• WHAT THE TASK ASKS
Give the entries again, word for word.

[begin SUPPLIED RECORDS]

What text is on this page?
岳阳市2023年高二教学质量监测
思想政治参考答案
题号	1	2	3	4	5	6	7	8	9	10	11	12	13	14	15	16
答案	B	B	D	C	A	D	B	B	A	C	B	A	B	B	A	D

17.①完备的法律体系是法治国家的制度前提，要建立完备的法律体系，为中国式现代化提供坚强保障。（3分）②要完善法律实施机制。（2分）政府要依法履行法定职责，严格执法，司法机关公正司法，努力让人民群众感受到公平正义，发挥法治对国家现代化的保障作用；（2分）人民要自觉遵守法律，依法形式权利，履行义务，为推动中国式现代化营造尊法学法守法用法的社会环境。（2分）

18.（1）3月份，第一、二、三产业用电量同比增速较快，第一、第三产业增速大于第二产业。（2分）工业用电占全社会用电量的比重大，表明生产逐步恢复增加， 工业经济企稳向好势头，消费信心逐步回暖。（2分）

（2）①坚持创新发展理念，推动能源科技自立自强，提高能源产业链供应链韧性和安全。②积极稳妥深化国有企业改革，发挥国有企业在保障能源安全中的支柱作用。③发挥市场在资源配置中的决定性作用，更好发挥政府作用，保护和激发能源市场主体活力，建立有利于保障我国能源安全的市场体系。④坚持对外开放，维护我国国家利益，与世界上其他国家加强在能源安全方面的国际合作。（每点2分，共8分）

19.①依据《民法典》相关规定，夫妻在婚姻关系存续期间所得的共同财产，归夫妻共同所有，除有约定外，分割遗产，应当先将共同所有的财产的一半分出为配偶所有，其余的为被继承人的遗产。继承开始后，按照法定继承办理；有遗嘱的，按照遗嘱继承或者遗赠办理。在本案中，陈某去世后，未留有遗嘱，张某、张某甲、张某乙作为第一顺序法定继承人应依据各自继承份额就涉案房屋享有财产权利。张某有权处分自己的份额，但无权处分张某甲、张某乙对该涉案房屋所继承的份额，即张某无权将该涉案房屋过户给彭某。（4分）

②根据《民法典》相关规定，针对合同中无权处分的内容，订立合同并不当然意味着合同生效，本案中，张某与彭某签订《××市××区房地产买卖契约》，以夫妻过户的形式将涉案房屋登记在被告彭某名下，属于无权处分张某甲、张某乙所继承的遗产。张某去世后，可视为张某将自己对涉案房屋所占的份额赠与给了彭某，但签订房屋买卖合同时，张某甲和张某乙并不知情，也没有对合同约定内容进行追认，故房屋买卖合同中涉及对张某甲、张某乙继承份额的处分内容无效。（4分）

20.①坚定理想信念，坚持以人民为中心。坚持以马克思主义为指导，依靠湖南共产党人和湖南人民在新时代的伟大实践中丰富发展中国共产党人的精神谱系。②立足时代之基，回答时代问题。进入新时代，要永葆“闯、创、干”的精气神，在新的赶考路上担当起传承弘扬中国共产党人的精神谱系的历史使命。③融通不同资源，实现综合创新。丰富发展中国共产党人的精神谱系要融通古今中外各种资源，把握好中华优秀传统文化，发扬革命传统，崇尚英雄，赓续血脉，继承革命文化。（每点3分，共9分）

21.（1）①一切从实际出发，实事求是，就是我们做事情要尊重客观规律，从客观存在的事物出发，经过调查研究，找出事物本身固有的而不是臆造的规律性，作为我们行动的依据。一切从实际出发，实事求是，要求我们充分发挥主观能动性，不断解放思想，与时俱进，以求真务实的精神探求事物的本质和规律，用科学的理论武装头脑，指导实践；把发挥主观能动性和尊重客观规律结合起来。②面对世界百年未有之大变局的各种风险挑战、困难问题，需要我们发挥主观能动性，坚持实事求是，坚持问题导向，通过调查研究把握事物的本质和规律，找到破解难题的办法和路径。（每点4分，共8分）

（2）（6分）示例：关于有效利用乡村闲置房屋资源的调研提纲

[end SUPPLIED RECORDS]

• THE REPLY
What text is on this page?
岳阳市2023年高二教学质量监测
思想政治参考答案
题号	1	2	3	4	5	6	7	8	9	10	11	12	13	14	15	16
答案	B	B	D	C	A	D	B	B	A	C	B	A	B	B	A	D

17.①完备的法律体系是法治国家的制度前提，要建立完备的法律体系，为中国式现代化提供坚强保障。（3分）②要完善法律实施机制。（2分）政府要依法履行法定职责，严格执法，司法机关公正司法，努力让人民群众感受到公平正义，发挥法治对国家现代化的保障作用；（2分）人民要自觉遵守法律，依法形式权利，履行义务，为推动中国式现代化营造尊法学法守法用法的社会环境。（2分）

18.（1）3月份，第一、二、三产业用电量同比增速较快，第一、第三产业增速大于第二产业。（2分）工业用电占全社会用电量的比重大，表明生产逐步恢复增加， 工业经济企稳向好势头，消费信心逐步回暖。（2分）

（2）①坚持创新发展理念，推动能源科技自立自强，提高能源产业链供应链韧性和安全。②积极稳妥深化国有企业改革，发挥国有企业在保障能源安全中的支柱作用。③发挥市场在资源配置中的决定性作用，更好发挥政府作用，保护和激发能源市场主体活力，建立有利于保障我国能源安全的市场体系。④坚持对外开放，维护我国国家利益，与世界上其他国家加强在能源安全方面的国际合作。（每点2分，共8分）

19.①依据《民法典》相关规定，夫妻在婚姻关系存续期间所得的共同财产，归夫妻共同所有，除有约定外，分割遗产，应当先将共同所有的财产的一半分出为配偶所有，其余的为被继承人的遗产。继承开始后，按照法定继承办理；有遗嘱的，按照遗嘱继承或者遗赠办理。在本案中，陈某去世后，未留有遗嘱，张某、张某甲、张某乙作为第一顺序法定继承人应依据各自继承份额就涉案房屋享有财产权利。张某有权处分自己的份额，但无权处分张某甲、张某乙对该涉案房屋所继承的份额，即张某无权将该涉案房屋过户给彭某。（4分）

②根据《民法典》相关规定，针对合同中无权处分的内容，订立合同并不当然意味着合同生效，本案中，张某与彭某签订《××市××区房地产买卖契约》，以夫妻过户的形式将涉案房屋登记在被告彭某名下，属于无权处分张某甲、张某乙所继承的遗产。张某去世后，可视为张某将自己对涉案房屋所占的份额赠与给了彭某，但签订房屋买卖合同时，张某甲和张某乙并不知情，也没有对合同约定内容进行追认，故房屋买卖合同中涉及对张某甲、张某乙继承份额的处分内容无效。（4分）

20.①坚定理想信念，坚持以人民为中心。坚持以马克思主义为指导，依靠湖南共产党人和湖南人民在新时代的伟大实践中丰富发展中国共产党人的精神谱系。②立足时代之基，回答时代问题。进入新时代，要永葆“闯、创、干”的精气神，在新的赶考路上担当起传承弘扬中国共产党人的精神谱系的历史使命。③融通不同资源，实现综合创新。丰富发展中国共产党人的精神谱系要融通古今中外各种资源，把握好中华优秀传统文化，发扬革命传统，崇尚英雄，赓续血脉，继承革命文化。（每点3分，共9分）

21.（1）①一切从实际出发，实事求是，就是我们做事情要尊重客观规律，从客观存在的事物出发，经过调查研究，找出事物本身固有的而不是臆造的规律性，作为我们行动的依据。一切从实际出发，实事求是，要求我们充分发挥主观能动性，不断解放思想，与时俱进，以求真务实的精神探求事物的本质和规律，用科学的理论武装头脑，指导实践；把发挥主观能动性和尊重客观规律结合起来。②面对世界百年未有之大变局的各种风险挑战、困难问题，需要我们发挥主观能动性，坚持实事求是，坚持问题导向，通过调查研究把握事物的本质和规律，找到破解难题的办法和路径。（每点4分，共8分）

（2）（6分）示例：关于有效利用乡村闲置房屋资源的调研提纲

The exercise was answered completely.